▸ Written request:
Extract, from the listing that follows, each line containing the word "background".

(Collected data)
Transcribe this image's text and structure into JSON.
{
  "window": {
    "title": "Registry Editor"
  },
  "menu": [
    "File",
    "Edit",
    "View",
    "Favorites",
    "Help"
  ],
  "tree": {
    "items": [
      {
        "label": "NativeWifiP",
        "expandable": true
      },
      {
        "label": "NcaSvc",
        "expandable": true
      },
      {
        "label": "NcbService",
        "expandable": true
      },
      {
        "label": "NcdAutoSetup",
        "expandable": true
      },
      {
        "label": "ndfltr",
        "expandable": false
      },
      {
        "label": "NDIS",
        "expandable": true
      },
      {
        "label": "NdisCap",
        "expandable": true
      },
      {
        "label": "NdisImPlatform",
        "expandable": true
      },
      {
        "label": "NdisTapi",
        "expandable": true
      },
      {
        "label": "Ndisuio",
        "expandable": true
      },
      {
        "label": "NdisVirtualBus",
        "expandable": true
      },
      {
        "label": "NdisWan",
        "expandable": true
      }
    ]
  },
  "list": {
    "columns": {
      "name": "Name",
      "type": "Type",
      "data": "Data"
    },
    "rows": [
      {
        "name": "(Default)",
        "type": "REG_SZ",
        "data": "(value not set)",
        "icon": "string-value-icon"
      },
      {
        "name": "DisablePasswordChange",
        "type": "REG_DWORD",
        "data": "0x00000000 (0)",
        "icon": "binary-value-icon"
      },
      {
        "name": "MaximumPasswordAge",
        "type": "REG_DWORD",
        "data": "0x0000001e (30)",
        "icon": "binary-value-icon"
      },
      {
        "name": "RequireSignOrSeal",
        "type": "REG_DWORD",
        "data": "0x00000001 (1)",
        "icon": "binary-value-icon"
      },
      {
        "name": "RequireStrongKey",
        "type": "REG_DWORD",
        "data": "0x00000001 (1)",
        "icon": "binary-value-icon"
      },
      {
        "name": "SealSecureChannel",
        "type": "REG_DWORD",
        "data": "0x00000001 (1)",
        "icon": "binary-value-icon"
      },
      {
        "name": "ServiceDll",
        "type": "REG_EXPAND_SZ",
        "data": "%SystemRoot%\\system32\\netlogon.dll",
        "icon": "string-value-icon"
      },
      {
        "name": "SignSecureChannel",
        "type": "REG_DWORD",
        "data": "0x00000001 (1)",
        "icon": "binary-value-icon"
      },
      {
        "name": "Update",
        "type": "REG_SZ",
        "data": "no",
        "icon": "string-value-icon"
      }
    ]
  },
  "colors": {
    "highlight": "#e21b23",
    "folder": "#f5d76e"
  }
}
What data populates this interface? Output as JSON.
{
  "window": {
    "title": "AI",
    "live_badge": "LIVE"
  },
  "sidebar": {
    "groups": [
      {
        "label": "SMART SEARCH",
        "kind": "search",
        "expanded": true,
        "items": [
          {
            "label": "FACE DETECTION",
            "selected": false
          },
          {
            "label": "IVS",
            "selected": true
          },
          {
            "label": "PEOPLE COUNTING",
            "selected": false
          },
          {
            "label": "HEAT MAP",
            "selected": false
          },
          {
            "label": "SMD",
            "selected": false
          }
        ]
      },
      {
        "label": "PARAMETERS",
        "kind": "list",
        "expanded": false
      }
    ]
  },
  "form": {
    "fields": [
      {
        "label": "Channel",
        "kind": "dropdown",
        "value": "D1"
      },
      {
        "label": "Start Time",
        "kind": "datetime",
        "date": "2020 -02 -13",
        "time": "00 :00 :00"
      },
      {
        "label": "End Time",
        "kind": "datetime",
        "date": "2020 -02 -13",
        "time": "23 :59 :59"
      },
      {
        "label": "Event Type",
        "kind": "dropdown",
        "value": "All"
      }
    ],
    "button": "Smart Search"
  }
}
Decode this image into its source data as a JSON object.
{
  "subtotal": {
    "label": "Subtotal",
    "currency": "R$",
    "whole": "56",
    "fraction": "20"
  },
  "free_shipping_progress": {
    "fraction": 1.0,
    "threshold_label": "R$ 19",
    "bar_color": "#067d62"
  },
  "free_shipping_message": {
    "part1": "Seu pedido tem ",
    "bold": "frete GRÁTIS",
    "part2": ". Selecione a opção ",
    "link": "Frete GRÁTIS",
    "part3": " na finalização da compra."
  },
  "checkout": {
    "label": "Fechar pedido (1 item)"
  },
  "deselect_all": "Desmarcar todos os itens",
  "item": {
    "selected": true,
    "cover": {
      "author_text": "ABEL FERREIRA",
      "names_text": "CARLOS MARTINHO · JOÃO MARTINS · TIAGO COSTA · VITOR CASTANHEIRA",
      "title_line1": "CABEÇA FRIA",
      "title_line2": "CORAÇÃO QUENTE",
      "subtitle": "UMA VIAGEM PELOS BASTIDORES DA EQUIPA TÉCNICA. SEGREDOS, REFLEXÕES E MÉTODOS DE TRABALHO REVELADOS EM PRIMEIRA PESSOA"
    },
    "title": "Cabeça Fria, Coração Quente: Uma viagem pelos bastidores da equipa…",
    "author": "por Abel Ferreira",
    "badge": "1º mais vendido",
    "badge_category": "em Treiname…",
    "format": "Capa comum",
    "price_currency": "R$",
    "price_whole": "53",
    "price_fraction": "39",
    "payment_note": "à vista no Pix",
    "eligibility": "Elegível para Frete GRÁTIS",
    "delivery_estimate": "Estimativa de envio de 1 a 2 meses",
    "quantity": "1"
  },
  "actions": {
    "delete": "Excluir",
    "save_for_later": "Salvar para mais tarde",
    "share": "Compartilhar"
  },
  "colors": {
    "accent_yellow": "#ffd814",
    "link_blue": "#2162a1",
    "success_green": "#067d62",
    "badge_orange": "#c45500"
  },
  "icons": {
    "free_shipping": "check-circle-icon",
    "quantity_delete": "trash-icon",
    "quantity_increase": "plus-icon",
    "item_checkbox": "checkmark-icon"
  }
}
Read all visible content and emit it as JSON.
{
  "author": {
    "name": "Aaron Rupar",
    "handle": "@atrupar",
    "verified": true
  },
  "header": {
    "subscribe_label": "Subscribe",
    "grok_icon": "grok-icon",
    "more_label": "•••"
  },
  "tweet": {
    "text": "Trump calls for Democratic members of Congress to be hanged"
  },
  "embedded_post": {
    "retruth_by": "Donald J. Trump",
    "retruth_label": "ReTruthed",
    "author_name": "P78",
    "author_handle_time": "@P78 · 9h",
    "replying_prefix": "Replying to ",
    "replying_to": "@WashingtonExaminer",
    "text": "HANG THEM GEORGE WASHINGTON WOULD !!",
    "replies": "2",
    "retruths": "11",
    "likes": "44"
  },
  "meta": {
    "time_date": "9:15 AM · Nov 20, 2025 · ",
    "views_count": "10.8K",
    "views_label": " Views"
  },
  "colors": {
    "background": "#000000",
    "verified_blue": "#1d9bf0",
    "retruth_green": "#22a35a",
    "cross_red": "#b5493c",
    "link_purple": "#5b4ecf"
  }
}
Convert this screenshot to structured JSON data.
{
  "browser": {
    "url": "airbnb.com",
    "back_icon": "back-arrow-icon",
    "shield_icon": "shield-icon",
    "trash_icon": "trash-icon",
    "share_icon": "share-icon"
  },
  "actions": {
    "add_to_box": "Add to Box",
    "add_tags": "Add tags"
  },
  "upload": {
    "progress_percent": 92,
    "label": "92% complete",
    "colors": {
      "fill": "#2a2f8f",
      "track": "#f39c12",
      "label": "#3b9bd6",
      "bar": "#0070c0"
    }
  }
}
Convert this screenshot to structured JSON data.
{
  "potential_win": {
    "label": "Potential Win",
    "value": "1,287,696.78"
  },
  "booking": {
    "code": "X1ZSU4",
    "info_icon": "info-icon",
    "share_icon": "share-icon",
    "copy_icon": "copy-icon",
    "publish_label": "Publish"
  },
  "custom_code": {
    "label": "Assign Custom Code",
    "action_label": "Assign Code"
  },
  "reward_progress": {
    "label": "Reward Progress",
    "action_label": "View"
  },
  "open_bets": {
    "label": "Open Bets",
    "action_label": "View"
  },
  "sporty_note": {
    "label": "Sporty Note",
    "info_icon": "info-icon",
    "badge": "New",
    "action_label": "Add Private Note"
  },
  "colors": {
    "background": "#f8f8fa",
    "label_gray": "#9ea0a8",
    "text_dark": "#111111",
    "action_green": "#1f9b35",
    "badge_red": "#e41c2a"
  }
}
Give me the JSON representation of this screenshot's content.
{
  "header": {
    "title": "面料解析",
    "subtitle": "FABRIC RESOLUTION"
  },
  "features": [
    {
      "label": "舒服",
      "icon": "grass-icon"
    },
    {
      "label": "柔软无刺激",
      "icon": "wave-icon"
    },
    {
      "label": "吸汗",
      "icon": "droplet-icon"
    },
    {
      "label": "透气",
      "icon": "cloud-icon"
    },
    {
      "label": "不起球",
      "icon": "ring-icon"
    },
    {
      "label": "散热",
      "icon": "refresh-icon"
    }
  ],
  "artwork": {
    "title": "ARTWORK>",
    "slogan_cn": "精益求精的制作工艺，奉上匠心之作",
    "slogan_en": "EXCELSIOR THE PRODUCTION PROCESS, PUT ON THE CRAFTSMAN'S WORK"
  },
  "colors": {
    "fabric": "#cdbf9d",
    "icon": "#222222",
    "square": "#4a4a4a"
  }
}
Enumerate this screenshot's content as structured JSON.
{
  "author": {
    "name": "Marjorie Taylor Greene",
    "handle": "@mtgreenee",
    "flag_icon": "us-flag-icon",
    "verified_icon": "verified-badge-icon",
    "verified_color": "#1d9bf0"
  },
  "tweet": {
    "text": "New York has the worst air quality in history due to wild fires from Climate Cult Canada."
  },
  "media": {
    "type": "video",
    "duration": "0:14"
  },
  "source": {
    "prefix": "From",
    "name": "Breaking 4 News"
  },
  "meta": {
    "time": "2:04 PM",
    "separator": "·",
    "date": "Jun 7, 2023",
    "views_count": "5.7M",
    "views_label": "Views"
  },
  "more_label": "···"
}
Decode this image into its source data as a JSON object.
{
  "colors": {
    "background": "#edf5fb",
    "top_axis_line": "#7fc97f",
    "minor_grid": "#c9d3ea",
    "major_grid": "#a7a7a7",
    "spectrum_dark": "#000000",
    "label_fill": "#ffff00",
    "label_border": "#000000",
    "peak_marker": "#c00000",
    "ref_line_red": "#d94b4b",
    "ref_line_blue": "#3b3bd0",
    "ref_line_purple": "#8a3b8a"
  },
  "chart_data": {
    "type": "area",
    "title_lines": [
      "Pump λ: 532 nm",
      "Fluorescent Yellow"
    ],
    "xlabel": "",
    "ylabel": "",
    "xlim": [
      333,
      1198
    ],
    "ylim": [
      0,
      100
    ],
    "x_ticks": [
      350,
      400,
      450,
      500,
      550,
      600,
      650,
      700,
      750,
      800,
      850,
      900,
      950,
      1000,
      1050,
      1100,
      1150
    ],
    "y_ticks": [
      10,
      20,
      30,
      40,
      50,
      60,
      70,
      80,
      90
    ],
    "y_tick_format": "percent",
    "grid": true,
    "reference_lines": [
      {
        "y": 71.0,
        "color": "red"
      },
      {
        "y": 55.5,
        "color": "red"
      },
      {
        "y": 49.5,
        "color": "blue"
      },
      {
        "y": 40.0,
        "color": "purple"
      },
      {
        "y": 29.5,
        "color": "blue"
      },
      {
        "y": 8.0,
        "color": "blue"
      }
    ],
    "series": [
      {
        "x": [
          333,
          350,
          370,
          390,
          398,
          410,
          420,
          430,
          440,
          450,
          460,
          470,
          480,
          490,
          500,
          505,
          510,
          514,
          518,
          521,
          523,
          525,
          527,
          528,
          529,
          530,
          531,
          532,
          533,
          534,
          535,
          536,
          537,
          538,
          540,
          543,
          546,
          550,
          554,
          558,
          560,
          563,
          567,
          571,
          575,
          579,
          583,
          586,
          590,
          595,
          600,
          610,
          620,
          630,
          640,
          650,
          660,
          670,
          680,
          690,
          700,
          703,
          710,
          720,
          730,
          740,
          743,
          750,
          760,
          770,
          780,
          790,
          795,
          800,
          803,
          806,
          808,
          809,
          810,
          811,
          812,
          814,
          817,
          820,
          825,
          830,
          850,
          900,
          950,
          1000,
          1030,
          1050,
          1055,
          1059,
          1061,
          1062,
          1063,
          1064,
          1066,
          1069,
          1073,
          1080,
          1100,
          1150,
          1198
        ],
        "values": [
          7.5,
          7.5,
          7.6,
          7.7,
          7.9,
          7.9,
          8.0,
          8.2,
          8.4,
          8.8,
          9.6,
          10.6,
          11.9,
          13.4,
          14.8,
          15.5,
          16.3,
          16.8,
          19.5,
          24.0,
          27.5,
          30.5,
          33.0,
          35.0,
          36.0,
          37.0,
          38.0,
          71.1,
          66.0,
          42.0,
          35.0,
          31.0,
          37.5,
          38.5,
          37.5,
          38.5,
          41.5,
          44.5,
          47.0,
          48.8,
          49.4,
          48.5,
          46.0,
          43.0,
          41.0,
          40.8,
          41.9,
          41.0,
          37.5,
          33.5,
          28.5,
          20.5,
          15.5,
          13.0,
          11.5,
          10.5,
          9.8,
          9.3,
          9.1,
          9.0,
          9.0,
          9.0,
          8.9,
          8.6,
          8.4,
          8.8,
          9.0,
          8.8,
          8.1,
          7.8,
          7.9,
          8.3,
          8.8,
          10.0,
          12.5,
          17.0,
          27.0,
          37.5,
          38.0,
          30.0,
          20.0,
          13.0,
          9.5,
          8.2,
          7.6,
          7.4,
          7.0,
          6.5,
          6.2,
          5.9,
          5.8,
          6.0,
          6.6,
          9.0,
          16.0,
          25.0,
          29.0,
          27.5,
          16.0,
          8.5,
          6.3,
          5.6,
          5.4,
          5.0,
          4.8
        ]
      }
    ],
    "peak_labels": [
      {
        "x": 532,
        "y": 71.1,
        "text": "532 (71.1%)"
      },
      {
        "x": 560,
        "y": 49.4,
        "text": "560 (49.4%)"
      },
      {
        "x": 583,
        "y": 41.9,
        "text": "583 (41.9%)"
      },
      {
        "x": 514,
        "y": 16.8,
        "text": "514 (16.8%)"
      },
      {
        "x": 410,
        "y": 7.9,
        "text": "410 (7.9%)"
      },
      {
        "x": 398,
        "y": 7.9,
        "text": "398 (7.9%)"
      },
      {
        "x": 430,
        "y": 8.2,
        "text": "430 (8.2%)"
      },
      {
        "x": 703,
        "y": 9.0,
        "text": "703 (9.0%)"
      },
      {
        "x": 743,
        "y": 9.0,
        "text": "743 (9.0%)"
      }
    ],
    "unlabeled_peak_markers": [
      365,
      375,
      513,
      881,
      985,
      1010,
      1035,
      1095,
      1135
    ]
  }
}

▸ Answer to the exercise:
    "background": "#000000",
    "background": "#f8f8fa",
    "background": "#edf5fb",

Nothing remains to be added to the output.